- **INSTRUCTIONS TO FOLLOW**: Of the lines below, how many hold the string "type"? Give only the number.

- **AVAILABLE RECORDS**:
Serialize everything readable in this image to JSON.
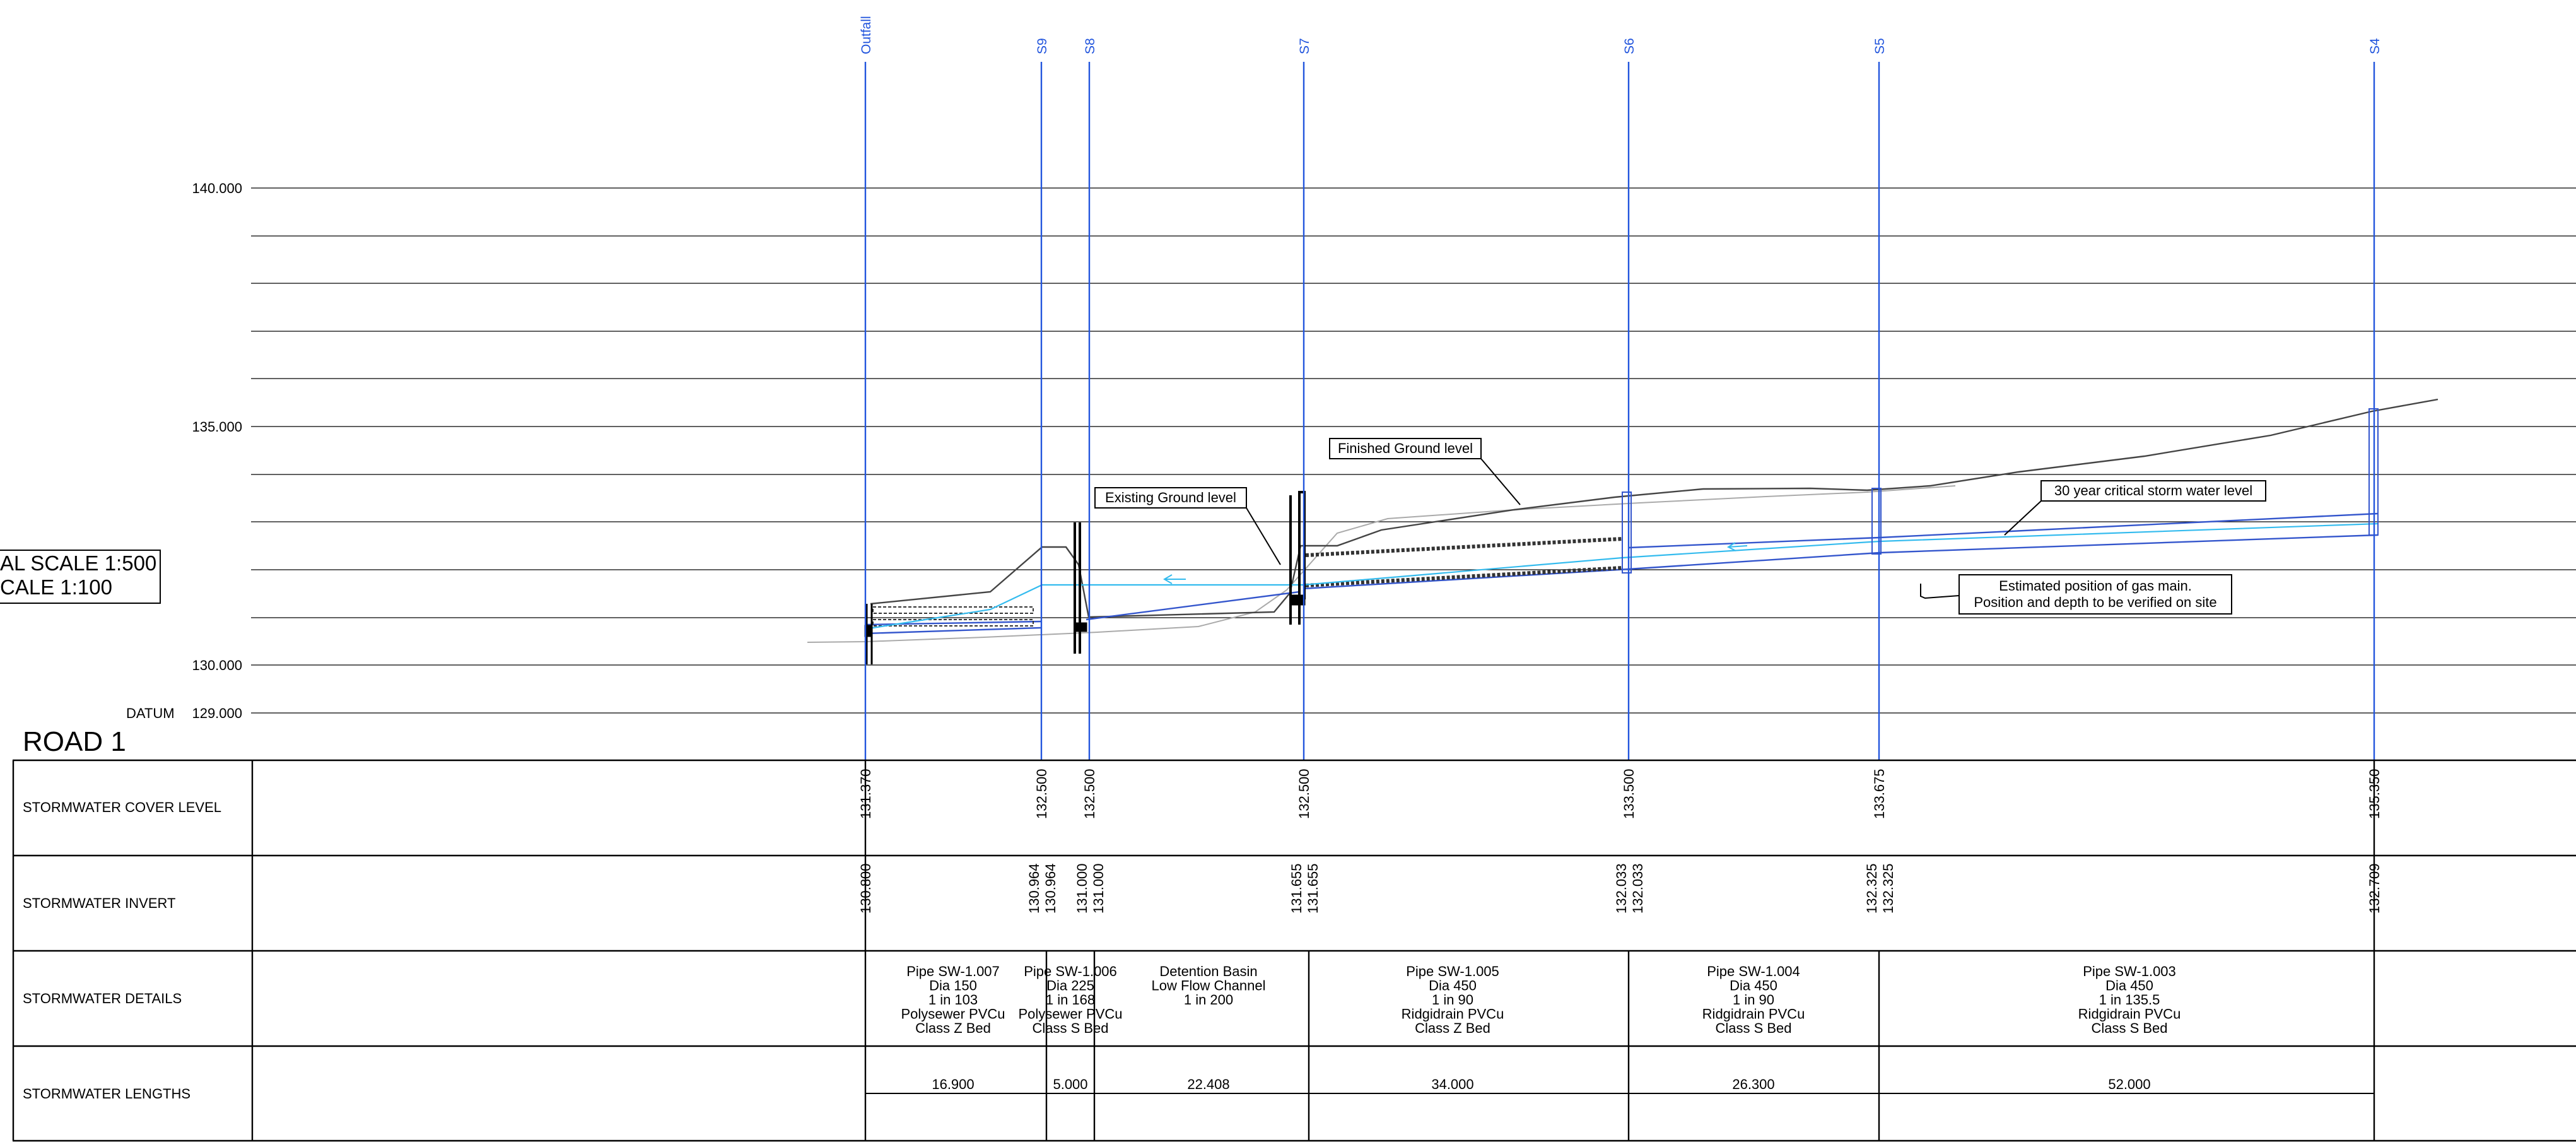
{
  "sheet": {
    "road_title": "ROAD 1",
    "scale_horizontal": "AL SCALE 1:500",
    "scale_vertical": "CALE 1:100",
    "datum_label": "DATUM",
    "datum_value": "129.000",
    "level_labels": [
      "140.000",
      "135.000",
      "130.000"
    ]
  },
  "structures": [
    {
      "id": "Outfall",
      "cover": "131.370",
      "inverts": [
        "130.800"
      ]
    },
    {
      "id": "S9",
      "cover": "132.500",
      "inverts": [
        "130.964",
        "130.964"
      ]
    },
    {
      "id": "S8",
      "cover": "132.500",
      "inverts": [
        "131.000",
        "131.000"
      ]
    },
    {
      "id": "S7",
      "cover": "132.500",
      "inverts": [
        "131.655",
        "131.655"
      ]
    },
    {
      "id": "S6",
      "cover": "133.500",
      "inverts": [
        "132.033",
        "132.033"
      ]
    },
    {
      "id": "S5",
      "cover": "133.675",
      "inverts": [
        "132.325",
        "132.325"
      ]
    },
    {
      "id": "S4",
      "cover": "135.350",
      "inverts": [
        "132.709"
      ]
    }
  ],
  "table": {
    "row_labels": [
      "STORMWATER COVER LEVEL",
      "STORMWATER INVERT",
      "STORMWATER DETAILS",
      "STORMWATER LENGTHS"
    ],
    "details": [
      [
        "Pipe SW-1.007",
        "Dia 150",
        "1 in 103",
        "Polysewer PVCu",
        "Class Z Bed"
      ],
      [
        "Pipe SW-1.006",
        "Dia 225",
        "1 in 168",
        "Polysewer PVCu",
        "Class S Bed"
      ],
      [
        "Detention Basin",
        "Low Flow Channel",
        "1 in 200"
      ],
      [
        "Pipe SW-1.005",
        "Dia 450",
        "1 in 90",
        "Ridgidrain PVCu",
        "Class Z Bed"
      ],
      [
        "Pipe SW-1.004",
        "Dia 450",
        "1 in 90",
        "Ridgidrain PVCu",
        "Class S Bed"
      ],
      [
        "Pipe SW-1.003",
        "Dia 450",
        "1 in 135.5",
        "Ridgidrain PVCu",
        "Class S Bed"
      ]
    ],
    "lengths": [
      "16.900",
      "5.000",
      "22.408",
      "34.000",
      "26.300",
      "52.000"
    ]
  },
  "annotations": {
    "finished_ground": "Finished Ground level",
    "existing_ground": "Existing Ground level",
    "storm_water": "30 year critical storm water level",
    "gas_main_line1": "Estimated position of gas main.",
    "gas_main_line2": "Position and depth to be verified on site"
  },
  "colors": {
    "station_line": "#2255dd",
    "station_text": "#2255dd",
    "water_level": "#33bbee",
    "pipe_line": "#3355cc",
    "ground_line": "#444444",
    "existing_ground": "#aaaaaa"
  }
}
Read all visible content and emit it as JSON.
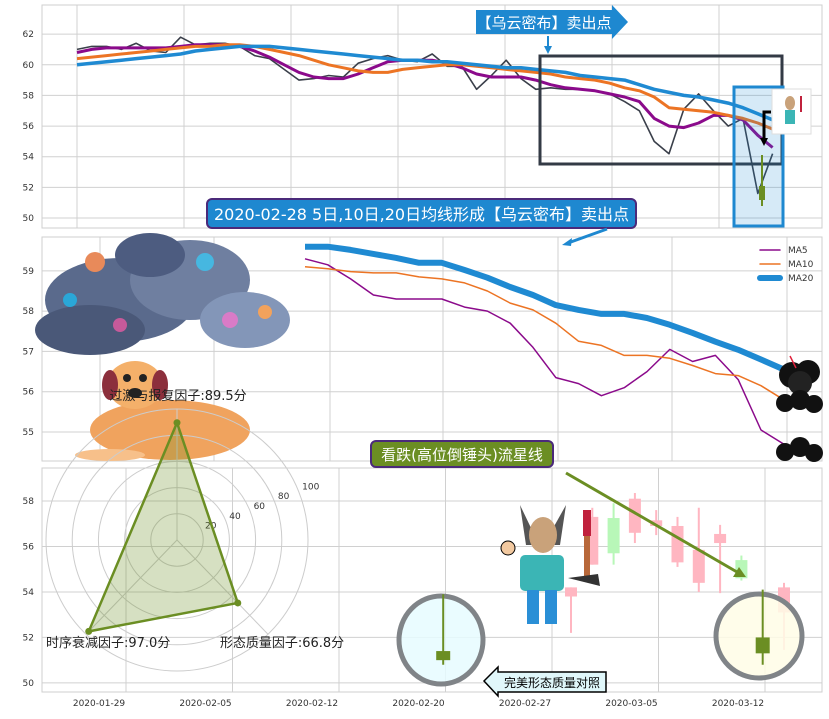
{
  "chart_data": [
    {
      "type": "line",
      "ylim": [
        49.35,
        63.9
      ],
      "yticks": [
        50,
        52,
        54,
        56,
        58,
        60,
        62
      ],
      "grid": true,
      "series": [
        {
          "key": "close",
          "color": "#3a3f4a",
          "values": [
            61.0,
            61.2,
            61.2,
            61.0,
            61.4,
            60.9,
            60.8,
            61.8,
            61.3,
            61.4,
            61.4,
            61.2,
            60.6,
            60.4,
            59.7,
            59.0,
            59.1,
            59.3,
            59.2,
            60.1,
            60.4,
            60.6,
            60.3,
            60.2,
            60.7,
            59.9,
            59.9,
            58.4,
            59.3,
            60.3,
            59.1,
            58.4,
            58.5,
            58.4,
            58.4,
            58.3,
            58.1,
            57.6,
            57.0,
            55.0,
            54.2,
            57.1,
            58.1,
            57.0,
            56.0,
            56.5,
            51.6,
            54.2
          ]
        },
        {
          "key": "ma5",
          "color": "#8b0a8b",
          "values": [
            60.8,
            61.0,
            61.1,
            61.1,
            61.1,
            61.1,
            61.1,
            61.2,
            61.3,
            61.3,
            61.3,
            61.2,
            60.9,
            60.5,
            60.0,
            59.5,
            59.2,
            59.1,
            59.1,
            59.4,
            59.8,
            60.2,
            60.3,
            60.3,
            60.3,
            60.1,
            59.8,
            59.4,
            59.2,
            59.2,
            59.2,
            59.0,
            58.7,
            58.5,
            58.4,
            58.3,
            58.1,
            57.9,
            57.6,
            56.5,
            56.0,
            55.9,
            56.2,
            56.7,
            56.7,
            56.4,
            55.4,
            54.6
          ]
        },
        {
          "key": "ma10",
          "color": "#ec7424",
          "values": [
            60.4,
            60.5,
            60.6,
            60.7,
            60.8,
            60.9,
            61.0,
            61.1,
            61.2,
            61.2,
            61.3,
            61.3,
            61.2,
            61.0,
            60.8,
            60.6,
            60.3,
            60.0,
            59.8,
            59.6,
            59.5,
            59.5,
            59.7,
            59.8,
            59.9,
            60.0,
            60.0,
            59.9,
            59.8,
            59.7,
            59.6,
            59.5,
            59.4,
            59.2,
            59.1,
            59.0,
            58.8,
            58.5,
            58.3,
            57.9,
            57.2,
            57.1,
            57.0,
            56.9,
            56.7,
            56.5,
            56.2,
            55.8
          ]
        },
        {
          "key": "ma20",
          "color": "#1f8ad2",
          "values": [
            60.0,
            60.1,
            60.2,
            60.3,
            60.4,
            60.5,
            60.6,
            60.7,
            60.9,
            61.0,
            61.1,
            61.2,
            61.2,
            61.2,
            61.1,
            61.0,
            60.9,
            60.8,
            60.7,
            60.6,
            60.5,
            60.4,
            60.3,
            60.3,
            60.2,
            60.2,
            60.1,
            60.0,
            59.9,
            59.8,
            59.8,
            59.7,
            59.6,
            59.5,
            59.3,
            59.2,
            59.1,
            59.0,
            58.7,
            58.4,
            58.2,
            58.0,
            57.9,
            57.7,
            57.5,
            57.2,
            56.8,
            56.4
          ]
        }
      ]
    },
    {
      "type": "line",
      "ylim": [
        54.28,
        59.84
      ],
      "yticks": [
        55,
        56,
        57,
        58,
        59
      ],
      "grid": true,
      "legend": "top-right",
      "series": [
        {
          "name": "MA5",
          "color": "#8b0a8b",
          "values": [
            59.3,
            59.15,
            58.8,
            58.4,
            58.3,
            58.3,
            58.3,
            58.1,
            58.0,
            57.7,
            57.1,
            56.35,
            56.2,
            55.9,
            56.1,
            56.5,
            57.05,
            56.75,
            56.9,
            56.3,
            55.05,
            54.7
          ]
        },
        {
          "name": "MA10",
          "color": "#ec7424",
          "values": [
            59.1,
            59.05,
            58.98,
            58.95,
            58.95,
            58.85,
            58.8,
            58.7,
            58.5,
            58.2,
            58.03,
            57.7,
            57.25,
            57.15,
            56.9,
            56.9,
            56.83,
            56.65,
            56.45,
            56.4,
            56.15,
            55.8
          ]
        },
        {
          "name": "MA20",
          "color": "#1f8ad2",
          "values": [
            59.6,
            59.6,
            59.52,
            59.42,
            59.32,
            59.2,
            59.2,
            59.02,
            58.83,
            58.6,
            58.4,
            58.15,
            58.03,
            57.93,
            57.93,
            57.83,
            57.66,
            57.46,
            57.24,
            57.04,
            56.8,
            56.55
          ]
        }
      ]
    },
    {
      "type": "candlestick",
      "ylim": [
        49.6,
        59.45
      ],
      "yticks": [
        50,
        52,
        54,
        56,
        58
      ],
      "xticks": [
        "2020-01-29",
        "2020-02-05",
        "2020-02-12",
        "2020-02-20",
        "2020-02-27",
        "2020-03-05",
        "2020-03-12"
      ],
      "grid": true,
      "candles": [
        {
          "idx": -6,
          "open": 51.4,
          "close": 51.0,
          "high": 53.9,
          "low": 50.8,
          "color": "#6b8e23"
        },
        {
          "idx": 0,
          "open": 54.2,
          "close": 53.8,
          "high": 54.2,
          "low": 52.2,
          "color": "#ffb6c1"
        },
        {
          "idx": 1,
          "open": 57.3,
          "close": 55.2,
          "high": 57.7,
          "low": 55.2,
          "color": "#ffb6c1"
        },
        {
          "idx": 2,
          "open": 55.7,
          "close": 57.25,
          "high": 57.9,
          "low": 55.2,
          "color": "#b8f7b8"
        },
        {
          "idx": 3,
          "open": 58.1,
          "close": 56.6,
          "high": 58.35,
          "low": 56.15,
          "color": "#ffb6c1"
        },
        {
          "idx": 4,
          "open": 57.15,
          "close": 56.9,
          "high": 57.6,
          "low": 56.5,
          "color": "#ffb6c1"
        },
        {
          "idx": 5,
          "open": 56.9,
          "close": 55.3,
          "high": 57.3,
          "low": 55.1,
          "color": "#ffb6c1"
        },
        {
          "idx": 6,
          "open": 55.85,
          "close": 54.4,
          "high": 57.7,
          "low": 54.0,
          "color": "#ffb6c1"
        },
        {
          "idx": 7,
          "open": 56.55,
          "close": 56.15,
          "high": 56.95,
          "low": 53.95,
          "color": "#ffb6c1"
        },
        {
          "idx": 8,
          "open": 54.6,
          "close": 55.4,
          "high": 55.6,
          "low": 54.5,
          "color": "#b8f7b8"
        },
        {
          "idx": 9,
          "open": 52.0,
          "close": 51.3,
          "high": 54.1,
          "low": 50.8,
          "color": "#6b8e23"
        },
        {
          "idx": 10,
          "open": 54.2,
          "close": 53.1,
          "high": 54.4,
          "low": 51.45,
          "color": "#ffb6c1"
        }
      ]
    },
    {
      "type": "radar",
      "rlim": [
        0,
        100
      ],
      "rticks": [
        20,
        40,
        60,
        80,
        100
      ],
      "color": "#6b8e23",
      "axes": [
        {
          "label": "过激与报复因子:89.5分",
          "value": 89.5
        },
        {
          "label": "时序衰减因子:97.0分",
          "value": 97.0
        },
        {
          "label": "形态质量因子:66.8分",
          "value": 66.8
        }
      ]
    }
  ],
  "annotations": {
    "top_callout": "【乌云密布】卖出点",
    "main_callout": "2020-02-28 5日,10日,20日均线形成【乌云密布】卖出点",
    "pattern_callout": "看跌(高位倒锤头)流星线",
    "compare_callout": "完美形态质量对照"
  },
  "colors": {
    "callout_blue": "#1e88d0",
    "callout_border": "#4b2a7a",
    "olive": "#6b8e23",
    "pink": "#ffb6c1",
    "green": "#b8f7b8"
  }
}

- **RESULT OF THIS TASK**: 4